>> Start GIVEN INFORMATION

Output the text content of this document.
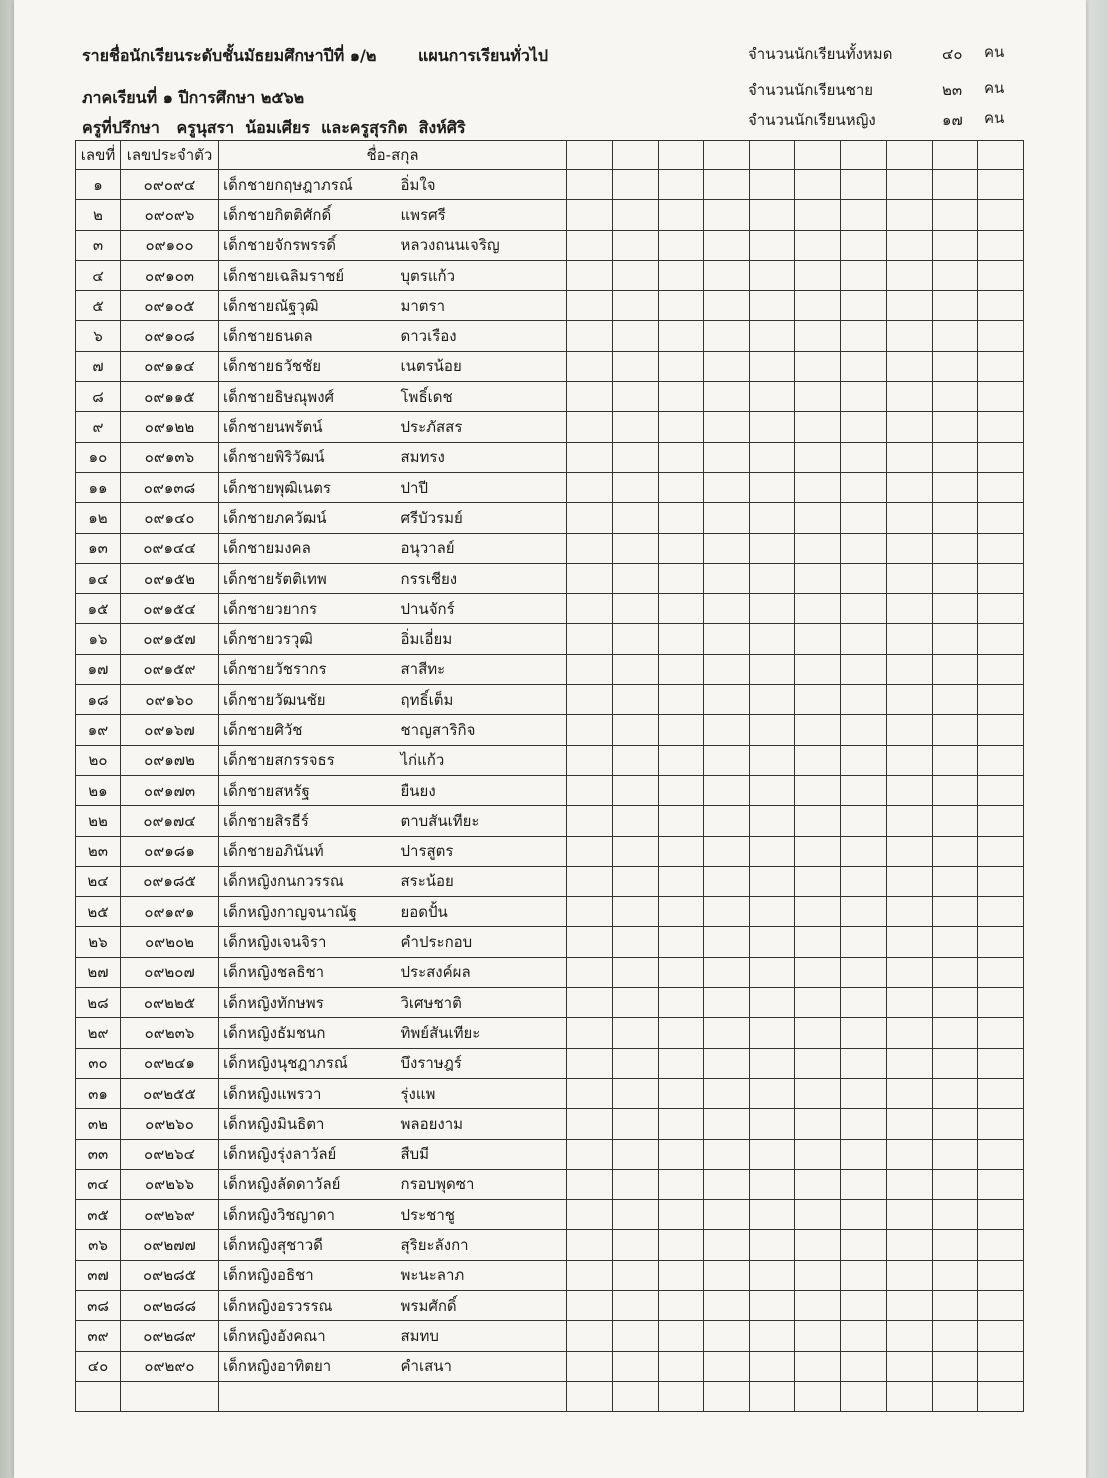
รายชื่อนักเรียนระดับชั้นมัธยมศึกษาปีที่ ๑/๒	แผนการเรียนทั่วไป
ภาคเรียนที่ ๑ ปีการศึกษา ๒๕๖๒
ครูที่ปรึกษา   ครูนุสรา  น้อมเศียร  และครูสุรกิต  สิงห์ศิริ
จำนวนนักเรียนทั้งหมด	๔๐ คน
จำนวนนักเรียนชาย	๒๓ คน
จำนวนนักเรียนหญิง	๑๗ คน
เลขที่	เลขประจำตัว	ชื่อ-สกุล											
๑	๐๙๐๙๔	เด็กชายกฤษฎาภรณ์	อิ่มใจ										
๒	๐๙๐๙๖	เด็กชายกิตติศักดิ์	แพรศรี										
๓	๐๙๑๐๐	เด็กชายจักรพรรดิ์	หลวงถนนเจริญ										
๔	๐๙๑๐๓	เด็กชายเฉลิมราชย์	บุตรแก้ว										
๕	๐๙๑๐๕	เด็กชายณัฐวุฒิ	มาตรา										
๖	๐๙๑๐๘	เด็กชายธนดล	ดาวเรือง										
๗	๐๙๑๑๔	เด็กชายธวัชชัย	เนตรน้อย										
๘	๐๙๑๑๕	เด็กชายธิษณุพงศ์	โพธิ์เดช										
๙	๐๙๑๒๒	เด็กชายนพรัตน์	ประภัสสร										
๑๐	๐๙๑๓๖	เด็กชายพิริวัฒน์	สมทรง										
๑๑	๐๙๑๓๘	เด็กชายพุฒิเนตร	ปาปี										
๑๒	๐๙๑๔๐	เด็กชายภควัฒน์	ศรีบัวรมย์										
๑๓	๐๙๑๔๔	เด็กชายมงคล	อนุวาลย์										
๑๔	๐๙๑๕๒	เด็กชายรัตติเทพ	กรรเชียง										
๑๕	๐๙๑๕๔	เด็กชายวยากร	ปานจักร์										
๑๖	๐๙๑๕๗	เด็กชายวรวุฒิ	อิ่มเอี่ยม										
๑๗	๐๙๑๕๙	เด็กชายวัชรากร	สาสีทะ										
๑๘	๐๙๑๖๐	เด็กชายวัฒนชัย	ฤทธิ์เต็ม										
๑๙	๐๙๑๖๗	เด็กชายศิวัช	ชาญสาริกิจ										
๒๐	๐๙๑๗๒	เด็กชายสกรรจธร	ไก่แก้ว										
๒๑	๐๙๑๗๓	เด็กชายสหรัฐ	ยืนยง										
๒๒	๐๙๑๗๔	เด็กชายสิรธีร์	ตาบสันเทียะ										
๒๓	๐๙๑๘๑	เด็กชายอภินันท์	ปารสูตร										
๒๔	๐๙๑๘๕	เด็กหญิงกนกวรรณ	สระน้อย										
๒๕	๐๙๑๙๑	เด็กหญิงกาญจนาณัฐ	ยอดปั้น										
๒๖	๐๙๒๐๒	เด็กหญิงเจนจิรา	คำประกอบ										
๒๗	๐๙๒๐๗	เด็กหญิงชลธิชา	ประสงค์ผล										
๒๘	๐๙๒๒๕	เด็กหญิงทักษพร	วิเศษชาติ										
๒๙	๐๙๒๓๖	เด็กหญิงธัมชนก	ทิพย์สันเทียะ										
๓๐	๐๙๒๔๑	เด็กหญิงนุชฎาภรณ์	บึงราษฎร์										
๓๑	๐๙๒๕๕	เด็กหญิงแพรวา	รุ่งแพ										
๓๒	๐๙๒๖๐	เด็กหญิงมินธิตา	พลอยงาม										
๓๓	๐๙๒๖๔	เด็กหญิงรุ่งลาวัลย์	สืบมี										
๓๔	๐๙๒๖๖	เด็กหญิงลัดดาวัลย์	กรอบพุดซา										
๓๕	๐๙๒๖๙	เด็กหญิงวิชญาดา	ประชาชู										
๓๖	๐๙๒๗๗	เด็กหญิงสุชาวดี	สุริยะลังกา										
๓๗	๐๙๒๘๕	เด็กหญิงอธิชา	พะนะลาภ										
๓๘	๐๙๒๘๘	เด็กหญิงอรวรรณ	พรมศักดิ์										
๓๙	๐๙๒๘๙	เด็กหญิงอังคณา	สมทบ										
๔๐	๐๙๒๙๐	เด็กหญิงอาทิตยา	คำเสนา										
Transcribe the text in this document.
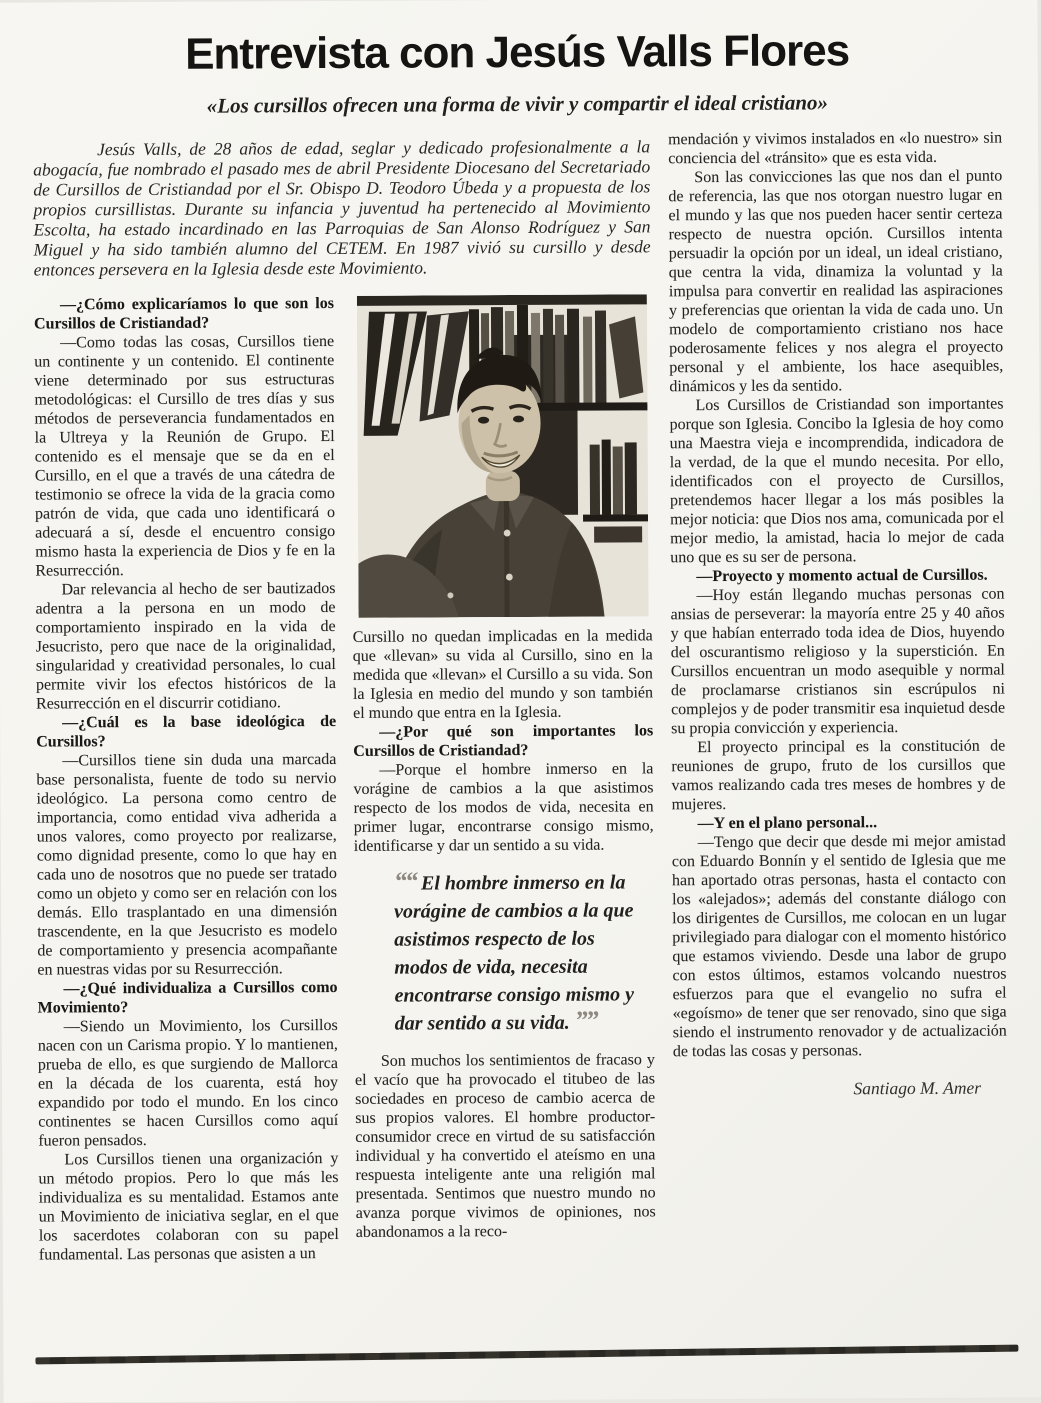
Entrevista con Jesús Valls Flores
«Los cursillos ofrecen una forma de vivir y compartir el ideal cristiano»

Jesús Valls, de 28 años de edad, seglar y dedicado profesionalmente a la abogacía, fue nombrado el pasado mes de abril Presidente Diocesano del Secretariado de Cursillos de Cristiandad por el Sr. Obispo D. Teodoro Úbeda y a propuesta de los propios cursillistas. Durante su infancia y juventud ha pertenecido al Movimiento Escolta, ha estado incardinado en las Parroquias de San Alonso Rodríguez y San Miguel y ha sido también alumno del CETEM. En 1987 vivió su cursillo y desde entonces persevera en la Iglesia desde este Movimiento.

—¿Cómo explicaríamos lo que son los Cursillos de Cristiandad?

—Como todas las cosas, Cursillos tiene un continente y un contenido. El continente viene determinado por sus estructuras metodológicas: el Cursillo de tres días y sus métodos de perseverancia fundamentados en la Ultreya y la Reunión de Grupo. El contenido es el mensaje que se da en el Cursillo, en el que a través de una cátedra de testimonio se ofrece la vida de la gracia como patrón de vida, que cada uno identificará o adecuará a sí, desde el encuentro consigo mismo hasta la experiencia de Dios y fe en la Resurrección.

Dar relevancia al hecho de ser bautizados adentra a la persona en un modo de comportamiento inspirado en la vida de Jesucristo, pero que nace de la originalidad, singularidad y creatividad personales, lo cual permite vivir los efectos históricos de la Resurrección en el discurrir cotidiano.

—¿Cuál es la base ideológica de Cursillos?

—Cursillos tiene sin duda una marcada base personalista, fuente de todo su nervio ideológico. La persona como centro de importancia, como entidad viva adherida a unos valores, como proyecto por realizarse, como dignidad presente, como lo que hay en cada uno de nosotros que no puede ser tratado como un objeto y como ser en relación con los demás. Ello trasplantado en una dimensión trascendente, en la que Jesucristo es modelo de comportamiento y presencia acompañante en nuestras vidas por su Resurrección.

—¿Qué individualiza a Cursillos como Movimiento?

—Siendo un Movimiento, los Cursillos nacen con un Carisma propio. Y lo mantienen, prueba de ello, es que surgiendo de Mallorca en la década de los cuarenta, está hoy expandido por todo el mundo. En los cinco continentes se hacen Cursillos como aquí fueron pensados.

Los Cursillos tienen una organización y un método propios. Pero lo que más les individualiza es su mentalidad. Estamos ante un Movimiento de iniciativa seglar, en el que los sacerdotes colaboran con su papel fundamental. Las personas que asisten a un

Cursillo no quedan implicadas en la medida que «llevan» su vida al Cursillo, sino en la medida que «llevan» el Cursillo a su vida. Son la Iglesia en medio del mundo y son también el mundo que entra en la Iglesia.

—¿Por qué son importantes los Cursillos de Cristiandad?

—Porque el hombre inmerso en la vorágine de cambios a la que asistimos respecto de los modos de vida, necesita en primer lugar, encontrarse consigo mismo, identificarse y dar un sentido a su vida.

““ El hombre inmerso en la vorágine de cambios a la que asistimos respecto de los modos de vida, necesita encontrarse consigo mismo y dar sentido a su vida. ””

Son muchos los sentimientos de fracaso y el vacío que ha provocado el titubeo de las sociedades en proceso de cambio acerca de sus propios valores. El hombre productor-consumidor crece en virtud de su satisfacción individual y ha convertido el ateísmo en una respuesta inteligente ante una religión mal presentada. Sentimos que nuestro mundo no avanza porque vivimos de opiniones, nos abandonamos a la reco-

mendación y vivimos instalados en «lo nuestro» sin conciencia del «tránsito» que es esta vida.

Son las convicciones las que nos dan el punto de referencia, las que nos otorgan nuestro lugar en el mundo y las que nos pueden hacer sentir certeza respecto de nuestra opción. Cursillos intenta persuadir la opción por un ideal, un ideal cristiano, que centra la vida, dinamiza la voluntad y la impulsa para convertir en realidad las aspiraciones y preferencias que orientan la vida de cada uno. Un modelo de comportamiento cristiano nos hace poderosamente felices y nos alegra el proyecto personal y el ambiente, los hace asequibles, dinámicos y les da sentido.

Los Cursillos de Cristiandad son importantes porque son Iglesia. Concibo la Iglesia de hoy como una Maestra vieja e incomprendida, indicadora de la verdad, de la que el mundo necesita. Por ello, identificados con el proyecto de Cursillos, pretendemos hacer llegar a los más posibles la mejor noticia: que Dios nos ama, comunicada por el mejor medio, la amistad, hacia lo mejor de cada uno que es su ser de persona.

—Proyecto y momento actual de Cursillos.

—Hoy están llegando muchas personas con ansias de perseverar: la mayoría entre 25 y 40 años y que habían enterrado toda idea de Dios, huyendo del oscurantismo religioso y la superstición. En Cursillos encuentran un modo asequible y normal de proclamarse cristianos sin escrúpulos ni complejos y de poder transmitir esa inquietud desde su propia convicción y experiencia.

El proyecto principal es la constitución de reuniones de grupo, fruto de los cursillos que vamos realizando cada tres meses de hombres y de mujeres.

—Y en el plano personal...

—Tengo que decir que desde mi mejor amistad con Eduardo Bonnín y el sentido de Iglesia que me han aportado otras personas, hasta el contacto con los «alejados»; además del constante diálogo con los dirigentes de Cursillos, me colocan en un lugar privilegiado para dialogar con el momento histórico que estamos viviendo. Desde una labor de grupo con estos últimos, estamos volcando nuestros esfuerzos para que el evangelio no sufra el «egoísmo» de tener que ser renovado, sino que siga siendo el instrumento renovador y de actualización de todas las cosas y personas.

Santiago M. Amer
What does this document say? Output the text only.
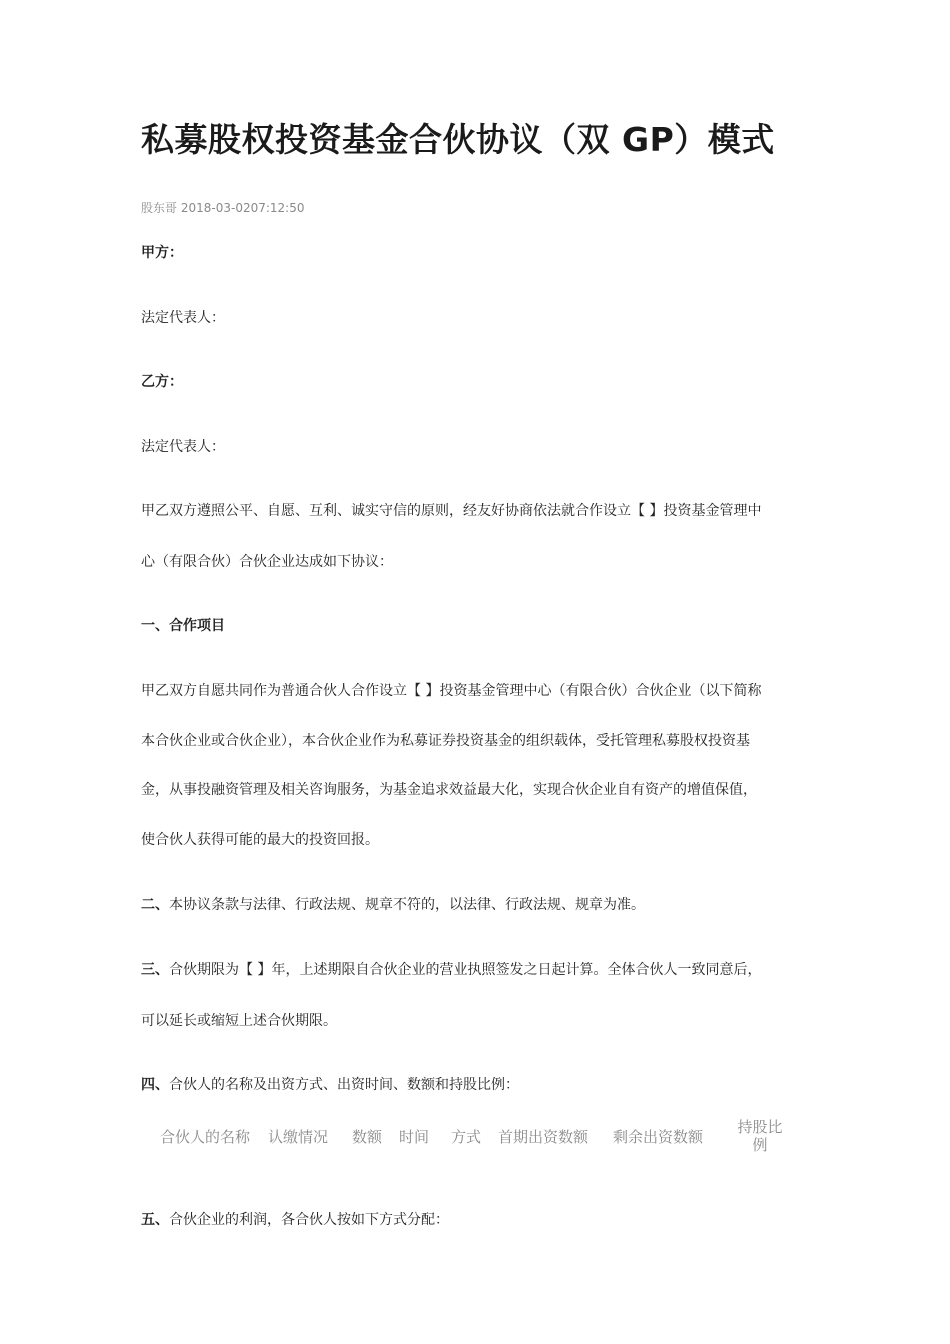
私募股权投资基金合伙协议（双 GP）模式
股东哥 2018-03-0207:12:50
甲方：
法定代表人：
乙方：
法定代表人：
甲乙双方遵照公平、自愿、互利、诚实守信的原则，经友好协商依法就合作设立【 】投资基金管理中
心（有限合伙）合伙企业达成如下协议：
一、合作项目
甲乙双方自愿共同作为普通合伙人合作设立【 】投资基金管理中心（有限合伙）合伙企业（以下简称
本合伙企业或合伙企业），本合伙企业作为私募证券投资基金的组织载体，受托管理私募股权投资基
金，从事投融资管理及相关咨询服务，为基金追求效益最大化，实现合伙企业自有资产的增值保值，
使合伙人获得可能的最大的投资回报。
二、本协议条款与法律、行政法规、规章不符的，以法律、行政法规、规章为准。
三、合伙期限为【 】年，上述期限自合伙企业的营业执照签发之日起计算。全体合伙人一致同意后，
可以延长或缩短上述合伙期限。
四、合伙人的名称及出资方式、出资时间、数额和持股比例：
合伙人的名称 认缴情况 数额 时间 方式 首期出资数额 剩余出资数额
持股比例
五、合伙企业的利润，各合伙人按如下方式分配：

>> End GIVEN INFORMATION

WHAT IS EXPECTED. Indicate how many lines of the material contain the string "this", giving the number and nothing more.

WRITTEN REPLY. 3